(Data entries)
— start —
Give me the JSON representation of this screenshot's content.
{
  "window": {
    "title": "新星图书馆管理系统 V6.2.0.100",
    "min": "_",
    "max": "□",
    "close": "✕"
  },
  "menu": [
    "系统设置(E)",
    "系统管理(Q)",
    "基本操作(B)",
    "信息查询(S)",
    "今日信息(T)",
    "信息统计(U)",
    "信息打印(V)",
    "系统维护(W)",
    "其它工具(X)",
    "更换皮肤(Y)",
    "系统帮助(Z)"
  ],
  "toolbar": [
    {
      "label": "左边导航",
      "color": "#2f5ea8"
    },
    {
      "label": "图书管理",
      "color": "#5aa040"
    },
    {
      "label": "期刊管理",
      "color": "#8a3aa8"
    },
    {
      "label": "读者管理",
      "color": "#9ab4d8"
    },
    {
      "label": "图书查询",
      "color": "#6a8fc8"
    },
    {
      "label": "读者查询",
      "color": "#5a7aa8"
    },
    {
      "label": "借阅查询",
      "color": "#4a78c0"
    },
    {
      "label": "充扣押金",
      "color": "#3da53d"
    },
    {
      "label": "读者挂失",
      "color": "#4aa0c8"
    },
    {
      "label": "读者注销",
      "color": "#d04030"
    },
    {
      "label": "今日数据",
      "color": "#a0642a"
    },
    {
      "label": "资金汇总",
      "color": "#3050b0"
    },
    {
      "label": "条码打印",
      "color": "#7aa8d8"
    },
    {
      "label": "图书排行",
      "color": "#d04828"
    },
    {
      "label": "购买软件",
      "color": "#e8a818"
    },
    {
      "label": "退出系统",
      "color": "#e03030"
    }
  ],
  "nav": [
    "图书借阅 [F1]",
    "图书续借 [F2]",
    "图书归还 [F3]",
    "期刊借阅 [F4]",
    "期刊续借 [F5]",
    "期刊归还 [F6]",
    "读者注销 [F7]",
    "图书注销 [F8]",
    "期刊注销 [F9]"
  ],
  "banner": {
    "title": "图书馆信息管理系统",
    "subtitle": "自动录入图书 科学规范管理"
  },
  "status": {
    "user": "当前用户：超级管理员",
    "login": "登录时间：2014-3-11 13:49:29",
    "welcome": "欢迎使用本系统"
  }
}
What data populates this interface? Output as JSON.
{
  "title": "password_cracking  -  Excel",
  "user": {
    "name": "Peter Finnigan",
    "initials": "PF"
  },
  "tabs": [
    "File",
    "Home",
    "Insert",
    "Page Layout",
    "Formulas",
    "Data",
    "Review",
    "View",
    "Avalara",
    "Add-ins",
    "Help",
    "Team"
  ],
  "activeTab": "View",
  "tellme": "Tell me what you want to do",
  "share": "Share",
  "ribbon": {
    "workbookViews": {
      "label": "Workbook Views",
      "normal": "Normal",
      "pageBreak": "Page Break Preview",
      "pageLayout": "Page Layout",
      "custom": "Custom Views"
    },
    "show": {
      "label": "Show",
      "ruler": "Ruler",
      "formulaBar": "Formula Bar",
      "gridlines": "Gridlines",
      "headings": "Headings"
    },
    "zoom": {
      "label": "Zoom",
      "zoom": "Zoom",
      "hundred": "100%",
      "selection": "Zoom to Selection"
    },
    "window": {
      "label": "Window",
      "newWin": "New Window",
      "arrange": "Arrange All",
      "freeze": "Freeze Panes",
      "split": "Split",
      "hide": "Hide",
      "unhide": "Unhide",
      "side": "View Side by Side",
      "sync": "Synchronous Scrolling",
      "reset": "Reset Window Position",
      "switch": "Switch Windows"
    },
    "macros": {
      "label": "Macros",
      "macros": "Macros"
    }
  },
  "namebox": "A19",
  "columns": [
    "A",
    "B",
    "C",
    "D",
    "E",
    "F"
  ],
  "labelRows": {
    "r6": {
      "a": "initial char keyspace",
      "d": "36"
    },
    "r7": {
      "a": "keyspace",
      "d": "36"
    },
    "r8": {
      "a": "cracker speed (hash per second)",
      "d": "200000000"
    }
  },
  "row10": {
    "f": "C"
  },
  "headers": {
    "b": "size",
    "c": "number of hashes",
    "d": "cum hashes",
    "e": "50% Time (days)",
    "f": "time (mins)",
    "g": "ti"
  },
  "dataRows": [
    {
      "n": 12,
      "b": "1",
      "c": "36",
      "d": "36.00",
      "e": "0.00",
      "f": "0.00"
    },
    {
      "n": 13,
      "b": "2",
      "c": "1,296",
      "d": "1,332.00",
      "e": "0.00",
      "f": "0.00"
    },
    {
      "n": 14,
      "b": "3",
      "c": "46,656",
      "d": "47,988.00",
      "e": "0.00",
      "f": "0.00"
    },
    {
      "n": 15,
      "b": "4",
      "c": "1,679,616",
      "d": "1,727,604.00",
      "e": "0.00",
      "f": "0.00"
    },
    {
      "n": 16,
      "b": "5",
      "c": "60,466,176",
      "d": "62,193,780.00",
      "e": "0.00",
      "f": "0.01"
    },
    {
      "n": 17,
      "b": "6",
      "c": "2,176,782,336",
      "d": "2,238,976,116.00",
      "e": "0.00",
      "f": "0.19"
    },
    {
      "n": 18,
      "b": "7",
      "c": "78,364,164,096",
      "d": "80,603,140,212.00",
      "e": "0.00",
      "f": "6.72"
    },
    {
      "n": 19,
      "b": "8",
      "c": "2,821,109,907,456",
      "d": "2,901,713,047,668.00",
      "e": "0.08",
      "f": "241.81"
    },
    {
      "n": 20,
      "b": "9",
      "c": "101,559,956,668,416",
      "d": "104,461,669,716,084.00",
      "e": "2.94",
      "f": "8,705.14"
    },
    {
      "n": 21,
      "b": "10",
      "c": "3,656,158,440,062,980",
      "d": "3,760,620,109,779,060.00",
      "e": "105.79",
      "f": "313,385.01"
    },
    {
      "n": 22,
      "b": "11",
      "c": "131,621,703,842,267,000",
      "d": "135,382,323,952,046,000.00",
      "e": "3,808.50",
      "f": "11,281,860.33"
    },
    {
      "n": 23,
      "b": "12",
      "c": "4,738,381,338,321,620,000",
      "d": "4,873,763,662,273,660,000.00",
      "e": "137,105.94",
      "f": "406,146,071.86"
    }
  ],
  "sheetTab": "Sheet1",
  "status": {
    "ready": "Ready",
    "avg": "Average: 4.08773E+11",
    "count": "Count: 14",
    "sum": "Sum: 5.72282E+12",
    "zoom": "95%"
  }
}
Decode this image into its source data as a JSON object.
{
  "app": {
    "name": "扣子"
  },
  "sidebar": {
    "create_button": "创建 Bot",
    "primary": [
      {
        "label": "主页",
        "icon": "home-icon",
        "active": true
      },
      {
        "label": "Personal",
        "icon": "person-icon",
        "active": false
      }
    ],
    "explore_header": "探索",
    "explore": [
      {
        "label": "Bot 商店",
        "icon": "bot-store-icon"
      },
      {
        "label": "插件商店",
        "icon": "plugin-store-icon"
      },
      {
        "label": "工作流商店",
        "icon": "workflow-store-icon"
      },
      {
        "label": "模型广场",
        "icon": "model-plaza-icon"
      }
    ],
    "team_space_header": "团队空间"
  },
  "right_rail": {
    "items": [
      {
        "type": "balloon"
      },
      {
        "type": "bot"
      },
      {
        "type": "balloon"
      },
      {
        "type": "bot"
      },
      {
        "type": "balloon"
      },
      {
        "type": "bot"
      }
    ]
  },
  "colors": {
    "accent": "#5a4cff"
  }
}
— end —
Sift the material for lines with the string "Page". Copy each one found.

    "Page Layout",
      "pageBreak": "Page Break Preview",
      "pageLayout": "Page Layout",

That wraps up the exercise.